[PROBLEM REQUIREMENTS] Write out the listing below in full and exactly, leaving out every picture.

[Dataset entries]
□ □ □ □
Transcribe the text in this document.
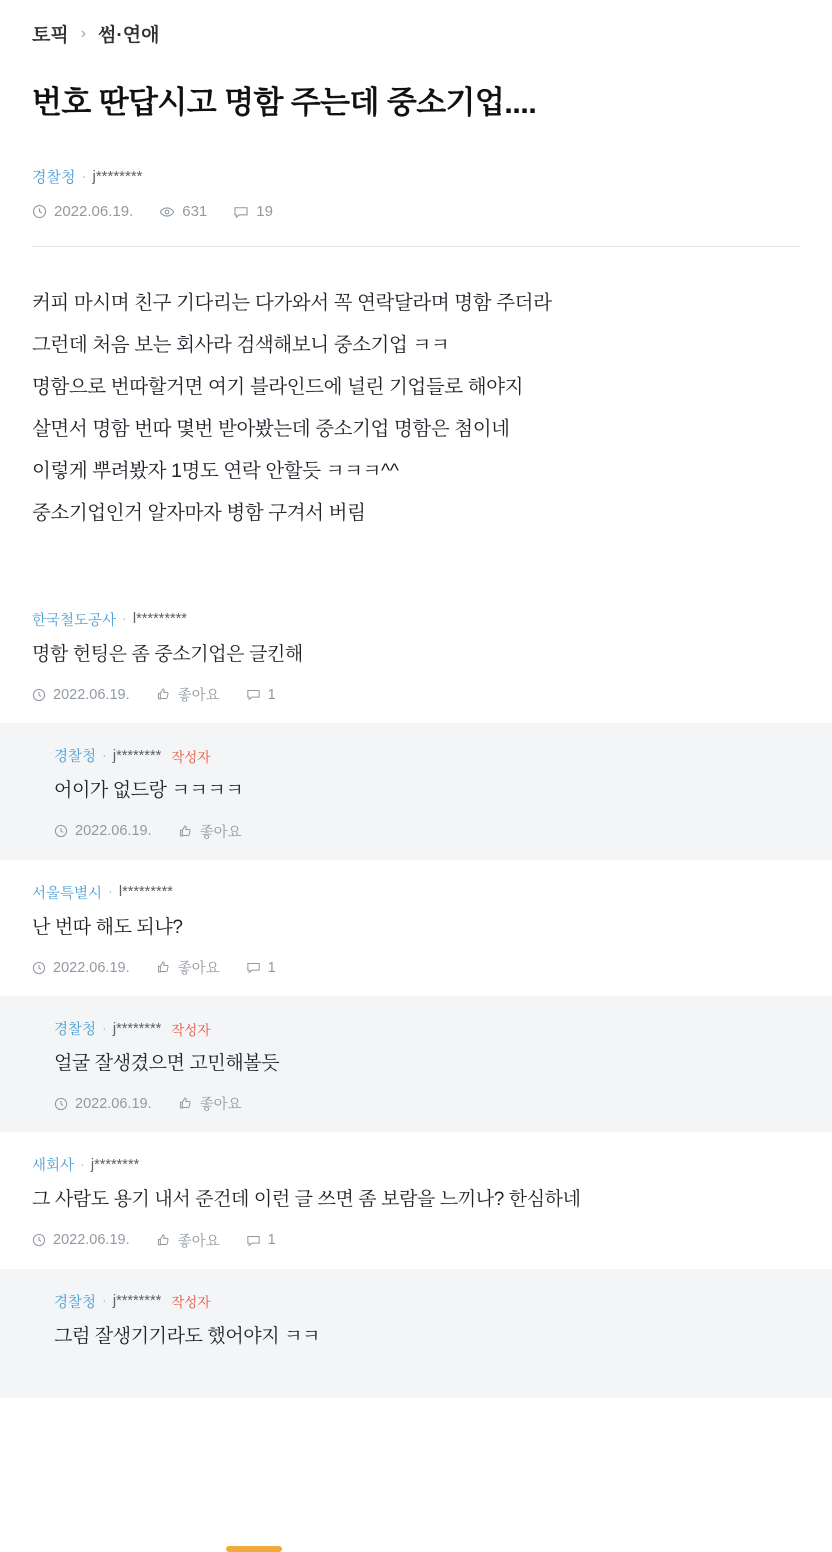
토픽 › 썸·연애
번호 딴답시고 명함 주는데 중소기업....
경찰청 · j********
2022.06.19.	631	19

커피 마시며 친구 기다리는 다가와서 꼭 연락달라며 명함 주더라

그런데 처음 보는 회사라 검색해보니 중소기업 ㅋㅋ

명함으로 번따할거면 여기 블라인드에 널린 기업들로 해야지

살면서 명함 번따 몇번 받아봤는데 중소기업 명함은 첨이네

이렇게 뿌려봤자 1명도 연락 안할듯 ㅋㅋㅋ^^

중소기업인거 알자마자 병함 구겨서 버림

한국철도공사 · l*********
명함 헌팅은 좀 중소기업은 글킨해
2022.06.19.	좋아요	1
경찰청 · j******** 작성자
어이가 없드랑 ㅋㅋㅋㅋ
2022.06.19.	좋아요
서울특별시 · l*********
난 번따 해도 되냐?
2022.06.19.	좋아요	1
경찰청 · j******** 작성자
얼굴 잘생겼으면 고민해볼듯
2022.06.19.	좋아요
새회사 · j********
그 사람도 용기 내서 준건데 이런 글 쓰면 좀 보람을 느끼나? 한심하네
2022.06.19.	좋아요	1
경찰청 · j******** 작성자
그럼 잘생기기라도 했어야지 ㅋㅋ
□ □ □ □
[SOLUTION TO THE EXERCISE]
Transcribe the text in this document.
토픽 › 썸·연애
번호 딴답시고 명함 주는데 중소기업....
경찰청 · j********
2022.06.19.	631	19

커피 마시며 친구 기다리는 다가와서 꼭 연락달라며 명함 주더라

그런데 처음 보는 회사라 검색해보니 중소기업 ㅋㅋ

명함으로 번따할거면 여기 블라인드에 널린 기업들로 해야지

살면서 명함 번따 몇번 받아봤는데 중소기업 명함은 첨이네

이렇게 뿌려봤자 1명도 연락 안할듯 ㅋㅋㅋ^^

중소기업인거 알자마자 병함 구겨서 버림

한국철도공사 · l*********
명함 헌팅은 좀 중소기업은 글킨해
2022.06.19.	좋아요	1
경찰청 · j******** 작성자
어이가 없드랑 ㅋㅋㅋㅋ
2022.06.19.	좋아요
서울특별시 · l*********
난 번따 해도 되냐?
2022.06.19.	좋아요	1
경찰청 · j******** 작성자
얼굴 잘생겼으면 고민해볼듯
2022.06.19.	좋아요
새회사 · j********
그 사람도 용기 내서 준건데 이런 글 쓰면 좀 보람을 느끼나? 한심하네
2022.06.19.	좋아요	1
경찰청 · j******** 작성자
그럼 잘생기기라도 했어야지 ㅋㅋ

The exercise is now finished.